You can "sporterize" as much as you want, as long as it doesn't violate Federal, State, or local law, like adding a 30 round magazine to your SKS while in California, or chopping barrels less than 16" anywhere.

If you sporterize something so that it can't be returned to the state in which you bought it, then it cannot be shipped to a C&R holder across state lines, but it can be sold and the sale noted in your bound book, near as I've been able to figure.

You must keep a "Bound Book," detailing the acquisition and disposition of any firearms purchased on your C&R license. This bound book can be inspected once a year by the ATF to verify you're keeping correct records, at your home or at their office, your choice.

The ATF website has far more detailed info, but those are some of the basics. I know there are far more experienced C&R holders on this board that can answer in even more detail, and maybe correct anything I didn't get right.

S/F

FarnhamThere is one thing to add. Certain rifles cannot be sporterized unless you replace more ten or more parts with American made parts. I am referring to the rifles considered "assault rifles" in the "assault rifle" import ban but are considered C&Rs. Certain SKS are allowed to be imported because of age or the curio aspect of them (Yugo) but they must remain in C&R condition or else become a banned rifle (unless ten or more American parts are in it). As I understand it at least.

[Dataset entries]
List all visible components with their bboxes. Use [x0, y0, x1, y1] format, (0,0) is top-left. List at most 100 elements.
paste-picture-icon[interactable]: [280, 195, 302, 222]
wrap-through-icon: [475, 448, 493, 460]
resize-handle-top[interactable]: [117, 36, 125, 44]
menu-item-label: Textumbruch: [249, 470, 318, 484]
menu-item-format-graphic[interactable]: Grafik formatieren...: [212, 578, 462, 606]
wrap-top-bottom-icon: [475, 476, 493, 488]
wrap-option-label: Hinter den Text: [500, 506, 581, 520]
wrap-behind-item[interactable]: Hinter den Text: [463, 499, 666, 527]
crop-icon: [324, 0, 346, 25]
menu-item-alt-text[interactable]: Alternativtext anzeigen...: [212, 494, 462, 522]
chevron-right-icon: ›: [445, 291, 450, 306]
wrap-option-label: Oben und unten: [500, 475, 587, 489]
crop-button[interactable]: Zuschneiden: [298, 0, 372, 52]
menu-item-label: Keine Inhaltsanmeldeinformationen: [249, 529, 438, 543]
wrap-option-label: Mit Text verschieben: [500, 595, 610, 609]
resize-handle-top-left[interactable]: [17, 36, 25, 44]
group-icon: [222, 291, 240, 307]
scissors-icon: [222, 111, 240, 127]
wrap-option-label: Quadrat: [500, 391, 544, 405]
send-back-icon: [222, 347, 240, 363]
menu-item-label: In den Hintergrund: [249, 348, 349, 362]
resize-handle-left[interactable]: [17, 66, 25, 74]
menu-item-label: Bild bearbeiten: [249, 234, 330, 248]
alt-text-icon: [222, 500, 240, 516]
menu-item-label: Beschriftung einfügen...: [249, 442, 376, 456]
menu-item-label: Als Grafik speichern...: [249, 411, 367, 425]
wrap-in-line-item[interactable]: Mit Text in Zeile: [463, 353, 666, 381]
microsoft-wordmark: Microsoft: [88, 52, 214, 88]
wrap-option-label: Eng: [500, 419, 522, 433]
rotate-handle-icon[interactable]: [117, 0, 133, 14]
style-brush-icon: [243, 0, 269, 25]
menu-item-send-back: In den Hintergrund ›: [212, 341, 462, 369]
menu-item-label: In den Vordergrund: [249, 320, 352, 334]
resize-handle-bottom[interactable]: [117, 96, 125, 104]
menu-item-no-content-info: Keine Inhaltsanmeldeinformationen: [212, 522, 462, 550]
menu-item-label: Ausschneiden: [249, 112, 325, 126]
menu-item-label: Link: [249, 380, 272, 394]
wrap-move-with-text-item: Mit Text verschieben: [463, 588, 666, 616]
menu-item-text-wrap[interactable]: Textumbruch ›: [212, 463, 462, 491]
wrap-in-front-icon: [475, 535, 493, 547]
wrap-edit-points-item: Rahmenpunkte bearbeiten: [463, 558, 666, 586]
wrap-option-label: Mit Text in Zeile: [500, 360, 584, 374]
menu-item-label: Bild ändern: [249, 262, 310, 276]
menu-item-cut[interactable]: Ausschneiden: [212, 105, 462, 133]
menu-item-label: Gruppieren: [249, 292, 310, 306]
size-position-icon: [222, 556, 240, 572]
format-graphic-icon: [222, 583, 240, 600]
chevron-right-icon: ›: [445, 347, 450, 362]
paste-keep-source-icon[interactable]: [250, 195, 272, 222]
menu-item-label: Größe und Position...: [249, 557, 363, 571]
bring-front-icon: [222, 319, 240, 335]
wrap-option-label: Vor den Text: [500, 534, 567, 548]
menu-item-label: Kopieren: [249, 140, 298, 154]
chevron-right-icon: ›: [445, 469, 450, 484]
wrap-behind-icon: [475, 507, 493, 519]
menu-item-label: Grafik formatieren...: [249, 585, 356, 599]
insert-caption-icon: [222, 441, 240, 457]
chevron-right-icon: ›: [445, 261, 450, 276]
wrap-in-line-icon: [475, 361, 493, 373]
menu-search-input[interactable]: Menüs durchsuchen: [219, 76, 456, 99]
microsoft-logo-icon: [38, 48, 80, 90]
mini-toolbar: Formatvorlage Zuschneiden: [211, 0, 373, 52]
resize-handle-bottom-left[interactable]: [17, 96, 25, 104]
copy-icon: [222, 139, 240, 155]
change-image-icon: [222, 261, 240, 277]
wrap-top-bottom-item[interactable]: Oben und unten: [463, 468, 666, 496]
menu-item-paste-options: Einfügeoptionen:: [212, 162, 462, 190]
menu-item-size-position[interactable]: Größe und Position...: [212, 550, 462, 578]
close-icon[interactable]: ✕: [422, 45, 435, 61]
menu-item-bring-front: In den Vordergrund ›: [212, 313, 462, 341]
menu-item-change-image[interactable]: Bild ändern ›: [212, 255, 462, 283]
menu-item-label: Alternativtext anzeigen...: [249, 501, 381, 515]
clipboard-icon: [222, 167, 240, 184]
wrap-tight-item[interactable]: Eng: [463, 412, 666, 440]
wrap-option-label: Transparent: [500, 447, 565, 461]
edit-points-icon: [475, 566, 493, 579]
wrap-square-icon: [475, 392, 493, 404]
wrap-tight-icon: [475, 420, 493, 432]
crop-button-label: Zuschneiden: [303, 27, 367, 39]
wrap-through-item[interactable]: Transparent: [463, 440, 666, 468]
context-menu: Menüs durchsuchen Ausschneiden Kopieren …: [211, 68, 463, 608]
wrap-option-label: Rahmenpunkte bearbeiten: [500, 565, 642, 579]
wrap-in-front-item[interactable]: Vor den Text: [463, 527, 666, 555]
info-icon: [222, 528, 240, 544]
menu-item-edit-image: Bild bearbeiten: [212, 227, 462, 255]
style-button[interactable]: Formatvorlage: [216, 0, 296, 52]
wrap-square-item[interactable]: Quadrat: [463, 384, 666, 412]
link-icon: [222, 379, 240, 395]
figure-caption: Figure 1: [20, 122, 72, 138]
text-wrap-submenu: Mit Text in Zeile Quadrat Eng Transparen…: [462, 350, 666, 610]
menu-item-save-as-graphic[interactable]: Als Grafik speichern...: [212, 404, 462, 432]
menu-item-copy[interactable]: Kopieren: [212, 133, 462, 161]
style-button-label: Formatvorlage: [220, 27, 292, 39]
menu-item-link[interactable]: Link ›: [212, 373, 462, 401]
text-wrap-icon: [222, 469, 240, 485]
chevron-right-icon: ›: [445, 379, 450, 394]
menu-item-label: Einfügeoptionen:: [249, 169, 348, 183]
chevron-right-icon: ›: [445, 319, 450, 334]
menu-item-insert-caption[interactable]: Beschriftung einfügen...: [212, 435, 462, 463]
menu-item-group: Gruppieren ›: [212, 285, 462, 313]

■ **PROBLEMS TO WORK ON**:
1. According to the passage on C&R licenses, how often can the ATF inspect the bound book?
2. Substitute "logs" for "records" and restate the passage from "You must keep" up to and including "didn't get right.".
Rely only on the passage to complete the tasks.

■ **RESPONSES TO THE TASKS**:
1. Once a year.

2.
You must keep a "Bound Book," detailing the acquisition and disposition of any firearms purchased on your C&R license. This bound book can be inspected once a year by the ATF to verify you're keeping correct logs, at your home or at their office, your choice.

The ATF website has far more detailed info, but those are some of the basics. I know there are far more experienced C&R holders on this board that can answer in even more detail, and maybe correct anything I didn't get right.